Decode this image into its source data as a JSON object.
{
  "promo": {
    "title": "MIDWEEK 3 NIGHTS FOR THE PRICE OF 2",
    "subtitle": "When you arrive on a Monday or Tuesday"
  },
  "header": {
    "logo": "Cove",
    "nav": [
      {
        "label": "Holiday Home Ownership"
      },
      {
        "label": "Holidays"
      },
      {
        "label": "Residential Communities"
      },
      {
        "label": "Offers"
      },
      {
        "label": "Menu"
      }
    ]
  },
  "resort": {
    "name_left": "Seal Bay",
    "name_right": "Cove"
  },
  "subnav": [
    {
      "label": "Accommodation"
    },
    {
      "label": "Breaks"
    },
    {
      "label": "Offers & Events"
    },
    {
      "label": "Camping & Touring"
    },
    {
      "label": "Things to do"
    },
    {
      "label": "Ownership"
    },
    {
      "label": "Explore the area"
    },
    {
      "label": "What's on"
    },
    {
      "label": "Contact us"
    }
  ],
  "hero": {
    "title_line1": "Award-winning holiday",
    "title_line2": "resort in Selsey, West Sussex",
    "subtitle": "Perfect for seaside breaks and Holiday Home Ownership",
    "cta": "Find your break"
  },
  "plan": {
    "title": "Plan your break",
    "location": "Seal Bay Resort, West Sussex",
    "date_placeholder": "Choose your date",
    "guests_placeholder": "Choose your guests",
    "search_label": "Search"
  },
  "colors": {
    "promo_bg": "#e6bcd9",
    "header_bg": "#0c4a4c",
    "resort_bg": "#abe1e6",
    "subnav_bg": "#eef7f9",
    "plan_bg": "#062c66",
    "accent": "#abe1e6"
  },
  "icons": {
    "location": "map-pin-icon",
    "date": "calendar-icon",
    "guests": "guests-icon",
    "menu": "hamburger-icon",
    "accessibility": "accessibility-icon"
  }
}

==

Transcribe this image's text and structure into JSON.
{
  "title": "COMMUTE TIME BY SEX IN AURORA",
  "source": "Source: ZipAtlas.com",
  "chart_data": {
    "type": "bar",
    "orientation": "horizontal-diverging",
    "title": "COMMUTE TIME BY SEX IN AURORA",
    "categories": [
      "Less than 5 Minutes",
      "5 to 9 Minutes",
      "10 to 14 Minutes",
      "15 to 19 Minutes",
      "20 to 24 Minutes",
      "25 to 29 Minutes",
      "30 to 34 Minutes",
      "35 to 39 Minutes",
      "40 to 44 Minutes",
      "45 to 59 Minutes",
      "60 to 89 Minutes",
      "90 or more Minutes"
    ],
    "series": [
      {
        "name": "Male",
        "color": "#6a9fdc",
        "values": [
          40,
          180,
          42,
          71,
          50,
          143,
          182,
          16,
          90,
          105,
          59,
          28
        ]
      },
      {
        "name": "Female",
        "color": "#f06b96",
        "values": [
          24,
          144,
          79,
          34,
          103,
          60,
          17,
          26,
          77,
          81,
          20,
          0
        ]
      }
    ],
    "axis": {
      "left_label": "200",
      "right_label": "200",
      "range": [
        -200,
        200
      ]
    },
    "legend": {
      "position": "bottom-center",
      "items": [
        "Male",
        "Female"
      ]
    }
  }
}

* * *

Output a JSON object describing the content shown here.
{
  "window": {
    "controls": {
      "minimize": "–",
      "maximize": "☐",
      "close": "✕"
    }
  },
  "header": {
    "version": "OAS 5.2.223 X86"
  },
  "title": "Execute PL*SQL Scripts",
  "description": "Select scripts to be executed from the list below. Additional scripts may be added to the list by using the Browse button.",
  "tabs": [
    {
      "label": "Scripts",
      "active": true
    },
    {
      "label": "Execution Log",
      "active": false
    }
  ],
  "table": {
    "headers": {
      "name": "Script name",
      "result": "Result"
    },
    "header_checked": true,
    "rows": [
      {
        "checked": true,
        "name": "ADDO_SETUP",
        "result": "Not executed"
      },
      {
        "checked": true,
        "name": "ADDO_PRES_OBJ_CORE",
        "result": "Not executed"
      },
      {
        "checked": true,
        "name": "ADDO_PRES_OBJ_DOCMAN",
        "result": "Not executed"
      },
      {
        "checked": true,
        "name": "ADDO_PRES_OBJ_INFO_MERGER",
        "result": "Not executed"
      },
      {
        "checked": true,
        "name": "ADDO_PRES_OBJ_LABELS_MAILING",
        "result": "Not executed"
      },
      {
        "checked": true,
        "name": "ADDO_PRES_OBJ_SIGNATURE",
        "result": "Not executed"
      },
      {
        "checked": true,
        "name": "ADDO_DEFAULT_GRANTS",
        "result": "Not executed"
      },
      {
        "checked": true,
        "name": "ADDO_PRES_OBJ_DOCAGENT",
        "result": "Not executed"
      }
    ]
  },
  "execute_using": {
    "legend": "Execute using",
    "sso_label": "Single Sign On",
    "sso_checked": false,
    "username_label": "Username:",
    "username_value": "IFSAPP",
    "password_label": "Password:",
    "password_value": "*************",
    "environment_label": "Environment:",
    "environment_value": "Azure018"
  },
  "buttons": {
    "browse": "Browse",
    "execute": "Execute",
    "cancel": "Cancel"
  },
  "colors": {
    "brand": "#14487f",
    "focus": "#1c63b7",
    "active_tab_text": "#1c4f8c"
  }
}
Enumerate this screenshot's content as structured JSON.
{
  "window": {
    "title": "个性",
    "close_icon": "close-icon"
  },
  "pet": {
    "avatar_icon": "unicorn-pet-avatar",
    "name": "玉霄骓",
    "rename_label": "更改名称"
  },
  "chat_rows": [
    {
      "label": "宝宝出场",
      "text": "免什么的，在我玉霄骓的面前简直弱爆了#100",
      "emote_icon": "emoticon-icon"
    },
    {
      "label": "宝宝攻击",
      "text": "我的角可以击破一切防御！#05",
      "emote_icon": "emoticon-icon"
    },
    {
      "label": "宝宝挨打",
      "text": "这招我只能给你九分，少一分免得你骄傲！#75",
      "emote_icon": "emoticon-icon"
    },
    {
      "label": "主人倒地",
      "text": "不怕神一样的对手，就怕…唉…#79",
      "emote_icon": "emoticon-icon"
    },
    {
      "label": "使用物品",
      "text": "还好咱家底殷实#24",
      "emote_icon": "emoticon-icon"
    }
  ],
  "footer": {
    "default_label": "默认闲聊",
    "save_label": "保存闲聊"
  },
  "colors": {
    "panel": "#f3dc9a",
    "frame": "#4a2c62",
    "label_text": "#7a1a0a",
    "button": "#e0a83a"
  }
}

▶ _WORK INSTRUCTIONS_
Where a line of the records above holds the word "Seal", copy that line.

▶ _TASK RESPONSE_
    "name_left": "Seal Bay",
    "location": "Seal Bay Resort, West Sussex",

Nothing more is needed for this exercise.